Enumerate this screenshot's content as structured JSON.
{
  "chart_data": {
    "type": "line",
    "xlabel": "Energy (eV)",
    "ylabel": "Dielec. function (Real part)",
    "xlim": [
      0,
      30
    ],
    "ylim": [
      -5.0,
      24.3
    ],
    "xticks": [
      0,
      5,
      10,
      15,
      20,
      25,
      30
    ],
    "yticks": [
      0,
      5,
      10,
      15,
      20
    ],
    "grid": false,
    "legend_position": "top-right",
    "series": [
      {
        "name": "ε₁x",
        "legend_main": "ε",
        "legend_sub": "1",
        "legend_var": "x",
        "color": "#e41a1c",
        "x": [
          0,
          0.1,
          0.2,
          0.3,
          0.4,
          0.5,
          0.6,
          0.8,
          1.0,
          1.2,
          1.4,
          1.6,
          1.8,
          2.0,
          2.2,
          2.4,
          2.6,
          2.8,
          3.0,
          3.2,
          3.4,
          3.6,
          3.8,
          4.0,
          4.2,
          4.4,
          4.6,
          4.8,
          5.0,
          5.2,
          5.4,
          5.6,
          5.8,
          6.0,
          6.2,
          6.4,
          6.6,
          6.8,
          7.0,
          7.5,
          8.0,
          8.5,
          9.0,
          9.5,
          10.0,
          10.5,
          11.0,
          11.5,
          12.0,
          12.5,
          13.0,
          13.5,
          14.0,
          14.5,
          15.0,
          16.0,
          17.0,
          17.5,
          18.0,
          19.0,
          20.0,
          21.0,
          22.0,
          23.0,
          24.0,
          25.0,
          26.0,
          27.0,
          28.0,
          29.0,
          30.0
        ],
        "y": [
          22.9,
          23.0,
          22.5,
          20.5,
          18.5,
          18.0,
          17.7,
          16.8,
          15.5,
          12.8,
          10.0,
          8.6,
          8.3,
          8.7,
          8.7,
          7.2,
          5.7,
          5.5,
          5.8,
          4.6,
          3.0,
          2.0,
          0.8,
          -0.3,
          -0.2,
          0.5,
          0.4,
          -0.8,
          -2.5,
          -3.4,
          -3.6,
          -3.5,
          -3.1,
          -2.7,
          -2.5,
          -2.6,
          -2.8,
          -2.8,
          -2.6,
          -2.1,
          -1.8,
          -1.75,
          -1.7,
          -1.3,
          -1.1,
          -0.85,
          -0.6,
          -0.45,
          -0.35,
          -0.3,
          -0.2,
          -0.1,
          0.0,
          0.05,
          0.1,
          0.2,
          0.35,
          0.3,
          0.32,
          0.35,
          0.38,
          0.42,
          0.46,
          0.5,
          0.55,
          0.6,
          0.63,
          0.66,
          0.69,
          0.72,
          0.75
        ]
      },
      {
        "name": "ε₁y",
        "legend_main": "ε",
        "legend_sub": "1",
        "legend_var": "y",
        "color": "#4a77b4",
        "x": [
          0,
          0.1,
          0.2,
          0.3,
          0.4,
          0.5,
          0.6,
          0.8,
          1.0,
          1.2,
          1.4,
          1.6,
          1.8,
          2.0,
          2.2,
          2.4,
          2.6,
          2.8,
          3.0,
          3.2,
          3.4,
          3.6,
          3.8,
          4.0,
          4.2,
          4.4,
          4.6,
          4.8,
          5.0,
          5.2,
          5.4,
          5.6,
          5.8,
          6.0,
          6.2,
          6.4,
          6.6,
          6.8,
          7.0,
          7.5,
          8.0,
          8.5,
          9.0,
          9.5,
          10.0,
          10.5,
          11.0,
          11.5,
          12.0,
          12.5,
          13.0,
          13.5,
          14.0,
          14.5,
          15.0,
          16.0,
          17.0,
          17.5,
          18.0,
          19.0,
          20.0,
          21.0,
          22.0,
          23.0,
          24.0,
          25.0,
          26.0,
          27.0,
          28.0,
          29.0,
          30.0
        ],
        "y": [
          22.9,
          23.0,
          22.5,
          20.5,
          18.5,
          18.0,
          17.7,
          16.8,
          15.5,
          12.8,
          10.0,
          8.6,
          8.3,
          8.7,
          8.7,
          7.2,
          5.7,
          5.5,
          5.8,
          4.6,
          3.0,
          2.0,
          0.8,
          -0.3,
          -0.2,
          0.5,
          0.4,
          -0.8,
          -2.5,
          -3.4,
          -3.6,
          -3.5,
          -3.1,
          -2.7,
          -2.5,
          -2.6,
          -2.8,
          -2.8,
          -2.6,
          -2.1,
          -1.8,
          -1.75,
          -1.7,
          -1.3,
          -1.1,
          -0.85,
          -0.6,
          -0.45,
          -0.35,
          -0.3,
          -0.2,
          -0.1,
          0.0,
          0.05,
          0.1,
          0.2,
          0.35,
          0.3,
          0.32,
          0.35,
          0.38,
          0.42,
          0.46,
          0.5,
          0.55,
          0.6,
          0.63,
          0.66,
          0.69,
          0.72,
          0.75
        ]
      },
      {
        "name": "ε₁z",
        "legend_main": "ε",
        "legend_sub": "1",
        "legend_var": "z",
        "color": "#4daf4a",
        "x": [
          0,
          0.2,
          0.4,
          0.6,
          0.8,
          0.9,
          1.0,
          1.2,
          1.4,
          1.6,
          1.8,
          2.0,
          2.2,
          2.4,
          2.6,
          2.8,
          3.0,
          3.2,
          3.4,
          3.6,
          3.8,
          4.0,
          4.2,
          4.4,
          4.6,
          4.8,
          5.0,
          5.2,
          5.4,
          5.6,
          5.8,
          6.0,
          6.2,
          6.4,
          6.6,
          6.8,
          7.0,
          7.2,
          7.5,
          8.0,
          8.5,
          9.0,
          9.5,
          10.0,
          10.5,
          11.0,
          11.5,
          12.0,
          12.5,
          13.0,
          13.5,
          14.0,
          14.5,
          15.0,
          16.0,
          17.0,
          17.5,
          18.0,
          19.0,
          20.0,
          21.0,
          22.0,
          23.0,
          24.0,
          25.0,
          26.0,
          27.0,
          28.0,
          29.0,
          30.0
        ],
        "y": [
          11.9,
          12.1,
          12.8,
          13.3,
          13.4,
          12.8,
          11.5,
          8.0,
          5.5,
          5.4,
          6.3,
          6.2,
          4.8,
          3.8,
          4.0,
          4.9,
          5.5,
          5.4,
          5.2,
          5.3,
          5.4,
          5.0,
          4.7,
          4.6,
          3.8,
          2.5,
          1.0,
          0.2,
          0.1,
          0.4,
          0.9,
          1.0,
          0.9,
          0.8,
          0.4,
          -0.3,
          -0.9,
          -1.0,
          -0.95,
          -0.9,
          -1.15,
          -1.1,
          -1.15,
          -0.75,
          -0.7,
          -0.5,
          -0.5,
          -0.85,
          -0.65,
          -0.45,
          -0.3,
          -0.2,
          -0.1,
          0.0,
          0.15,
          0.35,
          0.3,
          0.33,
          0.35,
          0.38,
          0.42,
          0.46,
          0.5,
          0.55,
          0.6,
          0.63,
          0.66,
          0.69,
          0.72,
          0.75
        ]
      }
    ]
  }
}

━━━━

» Task directions:
All of the entries above must be quoted exactly.

» Worked answer:
Enumerate this screenshot's content as structured JSON.
{
  "chart_data": {
    "type": "line",
    "xlabel": "Energy (eV)",
    "ylabel": "Dielec. function (Real part)",
    "xlim": [
      0,
      30
    ],
    "ylim": [
      -5.0,
      24.3
    ],
    "xticks": [
      0,
      5,
      10,
      15,
      20,
      25,
      30
    ],
    "yticks": [
      0,
      5,
      10,
      15,
      20
    ],
    "grid": false,
    "legend_position": "top-right",
    "series": [
      {
        "name": "ε₁x",
        "legend_main": "ε",
        "legend_sub": "1",
        "legend_var": "x",
        "color": "#e41a1c",
        "x": [
          0,
          0.1,
          0.2,
          0.3,
          0.4,
          0.5,
          0.6,
          0.8,
          1.0,
          1.2,
          1.4,
          1.6,
          1.8,
          2.0,
          2.2,
          2.4,
          2.6,
          2.8,
          3.0,
          3.2,
          3.4,
          3.6,
          3.8,
          4.0,
          4.2,
          4.4,
          4.6,
          4.8,
          5.0,
          5.2,
          5.4,
          5.6,
          5.8,
          6.0,
          6.2,
          6.4,
          6.6,
          6.8,
          7.0,
          7.5,
          8.0,
          8.5,
          9.0,
          9.5,
          10.0,
          10.5,
          11.0,
          11.5,
          12.0,
          12.5,
          13.0,
          13.5,
          14.0,
          14.5,
          15.0,
          16.0,
          17.0,
          17.5,
          18.0,
          19.0,
          20.0,
          21.0,
          22.0,
          23.0,
          24.0,
          25.0,
          26.0,
          27.0,
          28.0,
          29.0,
          30.0
        ],
        "y": [
          22.9,
          23.0,
          22.5,
          20.5,
          18.5,
          18.0,
          17.7,
          16.8,
          15.5,
          12.8,
          10.0,
          8.6,
          8.3,
          8.7,
          8.7,
          7.2,
          5.7,
          5.5,
          5.8,
          4.6,
          3.0,
          2.0,
          0.8,
          -0.3,
          -0.2,
          0.5,
          0.4,
          -0.8,
          -2.5,
          -3.4,
          -3.6,
          -3.5,
          -3.1,
          -2.7,
          -2.5,
          -2.6,
          -2.8,
          -2.8,
          -2.6,
          -2.1,
          -1.8,
          -1.75,
          -1.7,
          -1.3,
          -1.1,
          -0.85,
          -0.6,
          -0.45,
          -0.35,
          -0.3,
          -0.2,
          -0.1,
          0.0,
          0.05,
          0.1,
          0.2,
          0.35,
          0.3,
          0.32,
          0.35,
          0.38,
          0.42,
          0.46,
          0.5,
          0.55,
          0.6,
          0.63,
          0.66,
          0.69,
          0.72,
          0.75
        ]
      },
      {
        "name": "ε₁y",
        "legend_main": "ε",
        "legend_sub": "1",
        "legend_var": "y",
        "color": "#4a77b4",
        "x": [
          0,
          0.1,
          0.2,
          0.3,
          0.4,
          0.5,
          0.6,
          0.8,
          1.0,
          1.2,
          1.4,
          1.6,
          1.8,
          2.0,
          2.2,
          2.4,
          2.6,
          2.8,
          3.0,
          3.2,
          3.4,
          3.6,
          3.8,
          4.0,
          4.2,
          4.4,
          4.6,
          4.8,
          5.0,
          5.2,
          5.4,
          5.6,
          5.8,
          6.0,
          6.2,
          6.4,
          6.6,
          6.8,
          7.0,
          7.5,
          8.0,
          8.5,
          9.0,
          9.5,
          10.0,
          10.5,
          11.0,
          11.5,
          12.0,
          12.5,
          13.0,
          13.5,
          14.0,
          14.5,
          15.0,
          16.0,
          17.0,
          17.5,
          18.0,
          19.0,
          20.0,
          21.0,
          22.0,
          23.0,
          24.0,
          25.0,
          26.0,
          27.0,
          28.0,
          29.0,
          30.0
        ],
        "y": [
          22.9,
          23.0,
          22.5,
          20.5,
          18.5,
          18.0,
          17.7,
          16.8,
          15.5,
          12.8,
          10.0,
          8.6,
          8.3,
          8.7,
          8.7,
          7.2,
          5.7,
          5.5,
          5.8,
          4.6,
          3.0,
          2.0,
          0.8,
          -0.3,
          -0.2,
          0.5,
          0.4,
          -0.8,
          -2.5,
          -3.4,
          -3.6,
          -3.5,
          -3.1,
          -2.7,
          -2.5,
          -2.6,
          -2.8,
          -2.8,
          -2.6,
          -2.1,
          -1.8,
          -1.75,
          -1.7,
          -1.3,
          -1.1,
          -0.85,
          -0.6,
          -0.45,
          -0.35,
          -0.3,
          -0.2,
          -0.1,
          0.0,
          0.05,
          0.1,
          0.2,
          0.35,
          0.3,
          0.32,
          0.35,
          0.38,
          0.42,
          0.46,
          0.5,
          0.55,
          0.6,
          0.63,
          0.66,
          0.69,
          0.72,
          0.75
        ]
      },
      {
        "name": "ε₁z",
        "legend_main": "ε",
        "legend_sub": "1",
        "legend_var": "z",
        "color": "#4daf4a",
        "x": [
          0,
          0.2,
          0.4,
          0.6,
          0.8,
          0.9,
          1.0,
          1.2,
          1.4,
          1.6,
          1.8,
          2.0,
          2.2,
          2.4,
          2.6,
          2.8,
          3.0,
          3.2,
          3.4,
          3.6,
          3.8,
          4.0,
          4.2,
          4.4,
          4.6,
          4.8,
          5.0,
          5.2,
          5.4,
          5.6,
          5.8,
          6.0,
          6.2,
          6.4,
          6.6,
          6.8,
          7.0,
          7.2,
          7.5,
          8.0,
          8.5,
          9.0,
          9.5,
          10.0,
          10.5,
          11.0,
          11.5,
          12.0,
          12.5,
          13.0,
          13.5,
          14.0,
          14.5,
          15.0,
          16.0,
          17.0,
          17.5,
          18.0,
          19.0,
          20.0,
          21.0,
          22.0,
          23.0,
          24.0,
          25.0,
          26.0,
          27.0,
          28.0,
          29.0,
          30.0
        ],
        "y": [
          11.9,
          12.1,
          12.8,
          13.3,
          13.4,
          12.8,
          11.5,
          8.0,
          5.5,
          5.4,
          6.3,
          6.2,
          4.8,
          3.8,
          4.0,
          4.9,
          5.5,
          5.4,
          5.2,
          5.3,
          5.4,
          5.0,
          4.7,
          4.6,
          3.8,
          2.5,
          1.0,
          0.2,
          0.1,
          0.4,
          0.9,
          1.0,
          0.9,
          0.8,
          0.4,
          -0.3,
          -0.9,
          -1.0,
          -0.95,
          -0.9,
          -1.15,
          -1.1,
          -1.15,
          -0.75,
          -0.7,
          -0.5,
          -0.5,
          -0.85,
          -0.65,
          -0.45,
          -0.3,
          -0.2,
          -0.1,
          0.0,
          0.15,
          0.35,
          0.3,
          0.33,
          0.35,
          0.38,
          0.42,
          0.46,
          0.5,
          0.55,
          0.6,
          0.63,
          0.66,
          0.69,
          0.72,
          0.75
        ]
      }
    ]
  }
}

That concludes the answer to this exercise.